* WHAT TO DO: Rewrite the lines in every entry below as one numbered list, leaving out any blank lines.

* DATA TO USE:
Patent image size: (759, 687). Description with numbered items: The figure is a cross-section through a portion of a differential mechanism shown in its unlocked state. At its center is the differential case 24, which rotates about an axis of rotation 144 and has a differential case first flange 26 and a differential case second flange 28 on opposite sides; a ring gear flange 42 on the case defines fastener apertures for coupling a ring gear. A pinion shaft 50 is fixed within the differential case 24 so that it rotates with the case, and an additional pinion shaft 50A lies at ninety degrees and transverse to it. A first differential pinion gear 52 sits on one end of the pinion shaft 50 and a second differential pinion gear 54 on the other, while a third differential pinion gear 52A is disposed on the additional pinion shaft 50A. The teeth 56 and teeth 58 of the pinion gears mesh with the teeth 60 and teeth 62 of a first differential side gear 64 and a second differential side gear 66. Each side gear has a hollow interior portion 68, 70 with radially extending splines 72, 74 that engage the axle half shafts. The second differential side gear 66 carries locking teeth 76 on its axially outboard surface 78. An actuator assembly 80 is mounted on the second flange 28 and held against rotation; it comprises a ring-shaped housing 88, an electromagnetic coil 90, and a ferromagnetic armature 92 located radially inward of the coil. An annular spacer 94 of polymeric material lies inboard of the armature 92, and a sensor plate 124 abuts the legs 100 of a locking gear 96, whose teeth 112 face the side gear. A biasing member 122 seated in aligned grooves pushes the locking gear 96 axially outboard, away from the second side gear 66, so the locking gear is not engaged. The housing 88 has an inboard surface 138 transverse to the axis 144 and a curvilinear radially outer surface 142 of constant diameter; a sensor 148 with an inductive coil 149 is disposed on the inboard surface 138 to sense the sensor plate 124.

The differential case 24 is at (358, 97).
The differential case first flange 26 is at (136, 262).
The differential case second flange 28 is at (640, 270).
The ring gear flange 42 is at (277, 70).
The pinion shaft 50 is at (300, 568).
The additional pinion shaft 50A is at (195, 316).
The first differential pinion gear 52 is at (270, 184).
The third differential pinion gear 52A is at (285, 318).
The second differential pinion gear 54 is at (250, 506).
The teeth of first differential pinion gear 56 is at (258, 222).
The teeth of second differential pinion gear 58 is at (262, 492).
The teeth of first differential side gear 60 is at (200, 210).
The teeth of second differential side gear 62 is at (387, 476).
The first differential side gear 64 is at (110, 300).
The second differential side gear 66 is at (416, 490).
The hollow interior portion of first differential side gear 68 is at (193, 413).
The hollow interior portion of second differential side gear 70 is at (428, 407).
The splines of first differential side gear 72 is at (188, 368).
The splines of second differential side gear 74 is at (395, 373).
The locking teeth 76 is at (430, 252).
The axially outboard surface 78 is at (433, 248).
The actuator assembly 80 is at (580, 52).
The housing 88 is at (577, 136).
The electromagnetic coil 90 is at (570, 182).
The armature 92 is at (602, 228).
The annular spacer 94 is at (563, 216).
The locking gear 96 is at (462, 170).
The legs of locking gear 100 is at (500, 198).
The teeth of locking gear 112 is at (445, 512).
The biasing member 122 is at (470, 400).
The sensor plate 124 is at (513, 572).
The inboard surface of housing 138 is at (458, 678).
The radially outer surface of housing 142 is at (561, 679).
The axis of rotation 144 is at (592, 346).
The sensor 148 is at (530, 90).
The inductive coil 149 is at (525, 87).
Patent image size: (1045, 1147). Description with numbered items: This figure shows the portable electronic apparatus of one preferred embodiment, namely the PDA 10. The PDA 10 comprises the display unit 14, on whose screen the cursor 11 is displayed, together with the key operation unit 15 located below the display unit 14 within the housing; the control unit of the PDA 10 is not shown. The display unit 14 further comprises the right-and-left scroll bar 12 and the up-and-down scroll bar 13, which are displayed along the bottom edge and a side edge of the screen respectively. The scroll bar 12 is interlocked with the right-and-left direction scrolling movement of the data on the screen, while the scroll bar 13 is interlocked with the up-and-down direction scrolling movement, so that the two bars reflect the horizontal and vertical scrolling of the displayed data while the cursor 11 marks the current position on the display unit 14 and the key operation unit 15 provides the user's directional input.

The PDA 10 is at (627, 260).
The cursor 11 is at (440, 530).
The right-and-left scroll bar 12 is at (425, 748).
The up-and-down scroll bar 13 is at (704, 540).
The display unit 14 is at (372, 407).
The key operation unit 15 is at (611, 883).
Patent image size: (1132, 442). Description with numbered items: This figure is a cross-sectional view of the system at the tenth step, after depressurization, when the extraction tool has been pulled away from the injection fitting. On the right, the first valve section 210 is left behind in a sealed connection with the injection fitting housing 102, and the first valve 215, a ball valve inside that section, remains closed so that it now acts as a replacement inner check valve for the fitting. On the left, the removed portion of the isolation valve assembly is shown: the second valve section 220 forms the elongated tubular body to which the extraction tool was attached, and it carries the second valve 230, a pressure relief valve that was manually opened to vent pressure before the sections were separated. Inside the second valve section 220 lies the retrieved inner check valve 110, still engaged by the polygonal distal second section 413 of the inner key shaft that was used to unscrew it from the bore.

* OUTPUT BELOW:
1. Patent image size: (759, 687). Description with numbered items: The figure is a cross-section through a portion of a differential mechanism shown in its unlocked state. At its center is the differential case 24, which rotates about an axis of rotation 144 and has a differential case first flange 26 and a differential case second flange 28 on opposite sides; a ring gear flange 42 on the case defines fastener apertures for coupling a ring gear. A pinion shaft 50 is fixed within the differential case 24 so that it rotates with the case, and an additional pinion shaft 50A lies at ninety degrees and transverse to it. A first differential pinion gear 52 sits on one end of the pinion shaft 50 and a second differential pinion gear 54 on the other, while a third differential pinion gear 52A is disposed on the additional pinion shaft 50A. The teeth 56 and teeth 58 of the pinion gears mesh with the teeth 60 and teeth 62 of a first differential side gear 64 and a second differential side gear 66. Each side gear has a hollow interior portion 68, 70 with radially extending splines 72, 74 that engage the axle half shafts. The second differential side gear 66 carries locking teeth 76 on its axially outboard surface 78. An actuator assembly 80 is mounted on the second flange 28 and held against rotation; it comprises a ring-shaped housing 88, an electromagnetic coil 90, and a ferromagnetic armature 92 located radially inward of the coil. An annular spacer 94 of polymeric material lies inboard of the armature 92, and a sensor plate 124 abuts the legs 100 of a locking gear 96, whose teeth 112 face the side gear. A biasing member 122 seated in aligned grooves pushes the locking gear 96 axially outboard, away from the second side gear 66, so the locking gear is not engaged. The housing 88 has an inboard surface 138 transverse to the axis 144 and a curvilinear radially outer surface 142 of constant diameter; a sensor 148 with an inductive coil 149 is disposed on the inboard surface 138 to sense the sensor plate 124.
2. The differential case 24 is at (358, 97).
3. The differential case first flange 26 is at (136, 262).
4. The differential case second flange 28 is at (640, 270).
5. The ring gear flange 42 is at (277, 70).
6. The pinion shaft 50 is at (300, 568).
7. The additional pinion shaft 50A is at (195, 316).
8. The first differential pinion gear 52 is at (270, 184).
9. The third differential pinion gear 52A is at (285, 318).
10. The second differential pinion gear 54 is at (250, 506).
11. The teeth of first differential pinion gear 56 is at (258, 222).
12. The teeth of second differential pinion gear 58 is at (262, 492).
13. The teeth of first differential side gear 60 is at (200, 210).
14. The teeth of second differential side gear 62 is at (387, 476).
15. The first differential side gear 64 is at (110, 300).
16. The second differential side gear 66 is at (416, 490).
17. The hollow interior portion of first differential side gear 68 is at (193, 413).
18. The hollow interior portion of second differential side gear 70 is at (428, 407).
19. The splines of first differential side gear 72 is at (188, 368).
20. The splines of second differential side gear 74 is at (395, 373).
21. The locking teeth 76 is at (430, 252).
22. The axially outboard surface 78 is at (433, 248).
23. The actuator assembly 80 is at (580, 52).
24. The housing 88 is at (577, 136).
25. The electromagnetic coil 90 is at (570, 182).
26. The armature 92 is at (602, 228).
27. The annular spacer 94 is at (563, 216).
28. The locking gear 96 is at (462, 170).
29. The legs of locking gear 100 is at (500, 198).
30. The teeth of locking gear 112 is at (445, 512).
31. The biasing member 122 is at (470, 400).
32. The sensor plate 124 is at (513, 572).
33. The inboard surface of housing 138 is at (458, 678).
34. The radially outer surface of housing 142 is at (561, 679).
35. The axis of rotation 144 is at (592, 346).
36. The sensor 148 is at (530, 90).
37. The inductive coil 149 is at (525, 87).
38. Patent image size: (1045, 1147). Description with numbered items: This figure shows the portable electronic apparatus of one preferred embodiment, namely the PDA 10. The PDA 10 comprises the display unit 14, on whose screen the cursor 11 is displayed, together with the key operation unit 15 located below the display unit 14 within the housing; the control unit of the PDA 10 is not shown. The display unit 14 further comprises the right-and-left scroll bar 12 and the up-and-down scroll bar 13, which are displayed along the bottom edge and a side edge of the screen respectively. The scroll bar 12 is interlocked with the right-and-left direction scrolling movement of the data on the screen, while the scroll bar 13 is interlocked with the up-and-down direction scrolling movement, so that the two bars reflect the horizontal and vertical scrolling of the displayed data while the cursor 11 marks the current position on the display unit 14 and the key operation unit 15 provides the user's directional input.
39. The PDA 10 is at (627, 260).
40. The cursor 11 is at (440, 530).
41. The right-and-left scroll bar 12 is at (425, 748).
42. The up-and-down scroll bar 13 is at (704, 540).
43. The display unit 14 is at (372, 407).
44. The key operation unit 15 is at (611, 883).
45. Patent image size: (1132, 442). Description with numbered items: This figure is a cross-sectional view of the system at the tenth step, after depressurization, when the extraction tool has been pulled away from the injection fitting. On the right, the first valve section 210 is left behind in a sealed connection with the injection fitting housing 102, and the first valve 215, a ball valve inside that section, remains closed so that it now acts as a replacement inner check valve for the fitting. On the left, the removed portion of the isolation valve assembly is shown: the second valve section 220 forms the elongated tubular body to which the extraction tool was attached, and it carries the second valve 230, a pressure relief valve that was manually opened to vent pressure before the sections were separated. Inside the second valve section 220 lies the retrieved inner check valve 110, still engaged by the polygonal distal second section 413 of the inner key shaft that was used to unscrew it from the bore.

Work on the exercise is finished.